§ **What to work on**: Lay out the listing, from its start through the line containing "The hinge pin 62 is at (453, 62).", as a JSON list of strings with one string per line and blank lines omitted.

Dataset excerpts
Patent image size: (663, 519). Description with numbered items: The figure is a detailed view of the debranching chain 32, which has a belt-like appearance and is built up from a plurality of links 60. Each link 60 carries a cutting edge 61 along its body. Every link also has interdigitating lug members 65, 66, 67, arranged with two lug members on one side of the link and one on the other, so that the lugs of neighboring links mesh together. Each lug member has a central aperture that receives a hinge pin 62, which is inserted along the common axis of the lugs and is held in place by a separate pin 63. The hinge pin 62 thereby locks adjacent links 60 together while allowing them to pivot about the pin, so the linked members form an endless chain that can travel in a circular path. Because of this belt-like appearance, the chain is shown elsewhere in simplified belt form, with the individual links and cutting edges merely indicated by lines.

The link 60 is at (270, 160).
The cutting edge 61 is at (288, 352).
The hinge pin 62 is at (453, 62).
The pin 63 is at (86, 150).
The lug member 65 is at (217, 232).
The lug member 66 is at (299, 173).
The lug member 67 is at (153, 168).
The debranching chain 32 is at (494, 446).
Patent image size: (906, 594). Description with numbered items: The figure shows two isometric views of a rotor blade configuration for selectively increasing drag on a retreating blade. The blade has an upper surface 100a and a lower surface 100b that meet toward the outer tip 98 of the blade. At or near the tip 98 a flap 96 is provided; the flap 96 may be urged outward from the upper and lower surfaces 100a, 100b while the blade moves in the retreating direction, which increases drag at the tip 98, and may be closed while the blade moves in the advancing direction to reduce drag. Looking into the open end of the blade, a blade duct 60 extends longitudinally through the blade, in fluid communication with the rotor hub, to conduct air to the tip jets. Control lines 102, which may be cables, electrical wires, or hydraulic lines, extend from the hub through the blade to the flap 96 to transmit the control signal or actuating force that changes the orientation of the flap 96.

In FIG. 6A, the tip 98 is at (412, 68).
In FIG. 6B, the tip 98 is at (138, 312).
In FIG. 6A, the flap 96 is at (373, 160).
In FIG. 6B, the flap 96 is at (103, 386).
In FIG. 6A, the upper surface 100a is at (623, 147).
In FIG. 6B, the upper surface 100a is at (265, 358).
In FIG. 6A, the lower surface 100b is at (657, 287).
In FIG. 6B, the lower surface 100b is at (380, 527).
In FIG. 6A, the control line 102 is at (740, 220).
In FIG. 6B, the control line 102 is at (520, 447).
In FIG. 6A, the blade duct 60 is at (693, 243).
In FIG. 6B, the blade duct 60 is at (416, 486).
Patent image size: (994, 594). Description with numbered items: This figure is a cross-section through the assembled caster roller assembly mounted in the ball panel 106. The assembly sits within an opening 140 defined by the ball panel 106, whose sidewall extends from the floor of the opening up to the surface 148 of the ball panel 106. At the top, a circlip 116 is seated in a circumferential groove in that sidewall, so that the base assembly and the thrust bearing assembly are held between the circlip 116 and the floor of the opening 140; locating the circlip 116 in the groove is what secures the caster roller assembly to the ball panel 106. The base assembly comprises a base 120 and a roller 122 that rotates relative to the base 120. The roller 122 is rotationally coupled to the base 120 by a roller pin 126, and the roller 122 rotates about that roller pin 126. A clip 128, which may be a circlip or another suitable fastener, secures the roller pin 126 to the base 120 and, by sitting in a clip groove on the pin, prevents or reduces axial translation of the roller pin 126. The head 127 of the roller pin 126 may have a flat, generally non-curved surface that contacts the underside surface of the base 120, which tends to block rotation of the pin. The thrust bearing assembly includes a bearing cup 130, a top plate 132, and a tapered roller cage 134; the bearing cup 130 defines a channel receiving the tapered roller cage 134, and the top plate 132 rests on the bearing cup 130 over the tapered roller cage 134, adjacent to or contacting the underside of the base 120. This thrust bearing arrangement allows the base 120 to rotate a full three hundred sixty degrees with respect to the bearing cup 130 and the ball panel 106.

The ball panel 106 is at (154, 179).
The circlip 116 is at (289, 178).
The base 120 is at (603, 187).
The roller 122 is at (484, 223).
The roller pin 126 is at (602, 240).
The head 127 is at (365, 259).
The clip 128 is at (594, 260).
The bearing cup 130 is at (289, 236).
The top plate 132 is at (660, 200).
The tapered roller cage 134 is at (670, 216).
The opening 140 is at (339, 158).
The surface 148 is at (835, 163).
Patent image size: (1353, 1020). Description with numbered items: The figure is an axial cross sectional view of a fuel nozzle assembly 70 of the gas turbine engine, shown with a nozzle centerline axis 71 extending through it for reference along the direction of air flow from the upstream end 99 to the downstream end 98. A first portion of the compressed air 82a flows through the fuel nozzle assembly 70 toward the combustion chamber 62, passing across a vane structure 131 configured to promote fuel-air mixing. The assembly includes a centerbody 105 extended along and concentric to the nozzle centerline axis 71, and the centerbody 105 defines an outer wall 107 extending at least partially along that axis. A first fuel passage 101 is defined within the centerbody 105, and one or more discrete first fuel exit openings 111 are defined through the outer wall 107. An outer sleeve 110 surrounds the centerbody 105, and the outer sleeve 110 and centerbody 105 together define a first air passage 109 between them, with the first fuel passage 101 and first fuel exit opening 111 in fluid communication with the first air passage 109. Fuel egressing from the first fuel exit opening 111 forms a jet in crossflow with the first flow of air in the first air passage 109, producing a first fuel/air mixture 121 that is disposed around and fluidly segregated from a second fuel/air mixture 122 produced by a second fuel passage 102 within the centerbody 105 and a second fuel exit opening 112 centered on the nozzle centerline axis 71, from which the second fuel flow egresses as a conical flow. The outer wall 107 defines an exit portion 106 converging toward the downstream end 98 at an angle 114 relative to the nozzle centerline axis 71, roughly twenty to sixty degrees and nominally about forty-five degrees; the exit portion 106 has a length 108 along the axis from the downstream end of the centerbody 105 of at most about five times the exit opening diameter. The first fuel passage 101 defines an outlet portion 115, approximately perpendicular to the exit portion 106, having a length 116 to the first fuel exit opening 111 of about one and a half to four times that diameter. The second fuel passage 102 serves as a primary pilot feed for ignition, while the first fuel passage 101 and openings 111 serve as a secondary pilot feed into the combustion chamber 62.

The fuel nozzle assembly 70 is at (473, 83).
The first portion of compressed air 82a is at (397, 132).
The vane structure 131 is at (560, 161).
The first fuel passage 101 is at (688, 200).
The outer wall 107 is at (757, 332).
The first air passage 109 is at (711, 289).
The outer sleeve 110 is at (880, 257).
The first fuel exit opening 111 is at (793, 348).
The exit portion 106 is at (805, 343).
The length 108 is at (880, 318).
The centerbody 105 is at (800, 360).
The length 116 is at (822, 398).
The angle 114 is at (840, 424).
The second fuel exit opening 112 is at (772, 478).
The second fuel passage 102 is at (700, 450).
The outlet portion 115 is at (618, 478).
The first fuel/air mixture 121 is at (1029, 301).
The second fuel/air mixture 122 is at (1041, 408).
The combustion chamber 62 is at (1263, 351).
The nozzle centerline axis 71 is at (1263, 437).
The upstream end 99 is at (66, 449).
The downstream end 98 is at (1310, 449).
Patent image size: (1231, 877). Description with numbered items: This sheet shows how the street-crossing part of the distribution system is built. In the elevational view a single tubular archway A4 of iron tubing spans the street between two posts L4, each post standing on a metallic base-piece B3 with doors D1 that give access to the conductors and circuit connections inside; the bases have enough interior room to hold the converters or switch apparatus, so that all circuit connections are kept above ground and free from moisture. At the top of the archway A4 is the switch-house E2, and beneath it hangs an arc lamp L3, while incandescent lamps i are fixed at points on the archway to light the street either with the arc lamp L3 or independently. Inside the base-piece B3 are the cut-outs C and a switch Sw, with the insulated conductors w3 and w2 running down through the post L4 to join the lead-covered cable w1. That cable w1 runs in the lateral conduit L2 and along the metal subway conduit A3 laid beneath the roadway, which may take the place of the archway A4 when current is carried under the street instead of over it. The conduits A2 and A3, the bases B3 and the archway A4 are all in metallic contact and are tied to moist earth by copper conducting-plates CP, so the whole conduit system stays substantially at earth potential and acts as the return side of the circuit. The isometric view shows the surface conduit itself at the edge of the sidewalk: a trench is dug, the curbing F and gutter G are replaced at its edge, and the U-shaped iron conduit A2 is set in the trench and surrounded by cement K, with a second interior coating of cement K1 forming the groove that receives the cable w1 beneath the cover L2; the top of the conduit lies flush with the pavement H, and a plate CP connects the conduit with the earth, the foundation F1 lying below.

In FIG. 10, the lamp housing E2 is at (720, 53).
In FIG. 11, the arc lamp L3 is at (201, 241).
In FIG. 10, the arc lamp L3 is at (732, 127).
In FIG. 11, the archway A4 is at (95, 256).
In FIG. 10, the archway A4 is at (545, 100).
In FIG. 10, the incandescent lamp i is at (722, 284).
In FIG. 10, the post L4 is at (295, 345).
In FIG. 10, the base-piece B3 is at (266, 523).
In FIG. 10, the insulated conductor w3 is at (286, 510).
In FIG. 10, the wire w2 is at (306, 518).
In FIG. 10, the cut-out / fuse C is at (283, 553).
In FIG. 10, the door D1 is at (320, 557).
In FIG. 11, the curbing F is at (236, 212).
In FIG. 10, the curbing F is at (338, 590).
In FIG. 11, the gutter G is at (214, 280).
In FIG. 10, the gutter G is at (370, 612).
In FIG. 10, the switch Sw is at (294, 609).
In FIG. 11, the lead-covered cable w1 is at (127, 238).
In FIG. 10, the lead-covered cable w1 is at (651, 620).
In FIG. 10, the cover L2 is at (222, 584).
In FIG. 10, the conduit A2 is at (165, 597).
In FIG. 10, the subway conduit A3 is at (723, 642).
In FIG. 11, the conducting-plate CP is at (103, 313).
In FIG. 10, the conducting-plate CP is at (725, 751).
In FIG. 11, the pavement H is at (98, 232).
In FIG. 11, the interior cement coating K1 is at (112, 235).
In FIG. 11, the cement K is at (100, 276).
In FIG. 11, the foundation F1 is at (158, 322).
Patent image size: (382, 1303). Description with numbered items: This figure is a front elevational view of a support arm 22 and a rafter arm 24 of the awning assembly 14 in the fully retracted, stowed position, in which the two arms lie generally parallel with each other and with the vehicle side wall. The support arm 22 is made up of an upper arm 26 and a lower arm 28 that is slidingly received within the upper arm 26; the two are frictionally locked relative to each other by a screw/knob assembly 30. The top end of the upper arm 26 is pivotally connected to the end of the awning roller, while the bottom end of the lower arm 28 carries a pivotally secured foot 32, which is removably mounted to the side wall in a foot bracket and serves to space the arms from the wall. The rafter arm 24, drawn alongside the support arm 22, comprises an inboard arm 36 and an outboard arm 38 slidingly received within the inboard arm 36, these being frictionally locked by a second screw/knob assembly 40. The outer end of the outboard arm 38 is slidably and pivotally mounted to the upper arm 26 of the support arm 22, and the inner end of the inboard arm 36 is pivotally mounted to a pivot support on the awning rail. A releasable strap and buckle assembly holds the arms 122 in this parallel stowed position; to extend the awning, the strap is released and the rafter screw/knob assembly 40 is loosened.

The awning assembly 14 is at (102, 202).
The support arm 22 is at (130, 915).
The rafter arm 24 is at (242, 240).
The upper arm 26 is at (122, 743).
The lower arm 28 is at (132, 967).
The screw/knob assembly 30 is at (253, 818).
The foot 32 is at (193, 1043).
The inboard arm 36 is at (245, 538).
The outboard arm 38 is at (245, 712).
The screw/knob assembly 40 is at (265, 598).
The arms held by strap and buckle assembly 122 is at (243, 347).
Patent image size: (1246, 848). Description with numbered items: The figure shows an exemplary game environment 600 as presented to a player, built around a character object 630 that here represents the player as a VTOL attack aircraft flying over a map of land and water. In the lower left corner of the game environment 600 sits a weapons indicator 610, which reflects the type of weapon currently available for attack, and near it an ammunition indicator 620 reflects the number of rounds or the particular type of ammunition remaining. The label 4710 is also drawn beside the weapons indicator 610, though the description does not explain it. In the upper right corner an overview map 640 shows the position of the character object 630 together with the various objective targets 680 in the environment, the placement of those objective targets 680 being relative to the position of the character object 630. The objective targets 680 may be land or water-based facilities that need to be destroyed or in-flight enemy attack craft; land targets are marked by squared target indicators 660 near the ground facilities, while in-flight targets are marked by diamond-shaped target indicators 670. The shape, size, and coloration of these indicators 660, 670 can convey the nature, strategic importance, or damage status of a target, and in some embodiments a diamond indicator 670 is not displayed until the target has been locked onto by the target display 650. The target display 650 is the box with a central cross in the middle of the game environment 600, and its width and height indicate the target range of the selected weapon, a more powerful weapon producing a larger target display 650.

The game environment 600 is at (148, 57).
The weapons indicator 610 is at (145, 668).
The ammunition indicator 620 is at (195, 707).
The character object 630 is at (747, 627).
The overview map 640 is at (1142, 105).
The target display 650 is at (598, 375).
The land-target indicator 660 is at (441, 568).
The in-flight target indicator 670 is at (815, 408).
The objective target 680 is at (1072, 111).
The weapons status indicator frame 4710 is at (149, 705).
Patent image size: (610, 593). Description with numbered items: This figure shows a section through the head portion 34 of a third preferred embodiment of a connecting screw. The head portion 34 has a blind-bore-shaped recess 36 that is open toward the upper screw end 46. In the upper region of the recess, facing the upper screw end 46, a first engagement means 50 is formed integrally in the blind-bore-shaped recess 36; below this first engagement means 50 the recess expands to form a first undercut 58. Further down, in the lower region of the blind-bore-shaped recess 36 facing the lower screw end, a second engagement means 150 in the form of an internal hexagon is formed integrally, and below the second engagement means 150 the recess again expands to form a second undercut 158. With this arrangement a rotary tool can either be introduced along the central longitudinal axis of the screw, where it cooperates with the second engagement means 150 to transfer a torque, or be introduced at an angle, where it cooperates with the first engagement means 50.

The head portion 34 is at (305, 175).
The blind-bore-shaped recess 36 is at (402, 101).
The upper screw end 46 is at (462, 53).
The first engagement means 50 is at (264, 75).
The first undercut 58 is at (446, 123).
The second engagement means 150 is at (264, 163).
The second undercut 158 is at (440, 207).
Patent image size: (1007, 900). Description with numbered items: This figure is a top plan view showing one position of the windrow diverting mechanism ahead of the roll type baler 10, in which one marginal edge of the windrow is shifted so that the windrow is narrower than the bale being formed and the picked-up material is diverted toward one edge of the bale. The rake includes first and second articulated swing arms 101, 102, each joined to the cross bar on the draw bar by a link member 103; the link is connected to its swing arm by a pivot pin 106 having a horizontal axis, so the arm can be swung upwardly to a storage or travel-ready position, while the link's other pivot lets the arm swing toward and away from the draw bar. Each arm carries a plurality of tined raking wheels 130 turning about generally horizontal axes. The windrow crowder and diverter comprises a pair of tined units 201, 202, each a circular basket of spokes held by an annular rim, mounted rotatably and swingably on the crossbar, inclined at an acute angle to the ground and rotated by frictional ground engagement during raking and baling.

§ **Exercise result**:
[
  "Patent image size: (663, 519). Description with numbered items: The figure is a detailed view of the debranching chain 32, which has a belt-like appearance and is built up from a plurality of links 60. Each link 60 carries a cutting edge 61 along its body. Every link also has interdigitating lug members 65, 66, 67, arranged with two lug members on one side of the link and one on the other, so that the lugs of neighboring links mesh together. Each lug member has a central aperture that receives a hinge pin 62, which is inserted along the common axis of the lugs and is held in place by a separate pin 63. The hinge pin 62 thereby locks adjacent links 60 together while allowing them to pivot about the pin, so the linked members form an endless chain that can travel in a circular path. Because of this belt-like appearance, the chain is shown elsewhere in simplified belt form, with the individual links and cutting edges merely indicated by lines.",
  "The link 60 is at (270, 160).",
  "The cutting edge 61 is at (288, 352).",
  "The hinge pin 62 is at (453, 62)."
]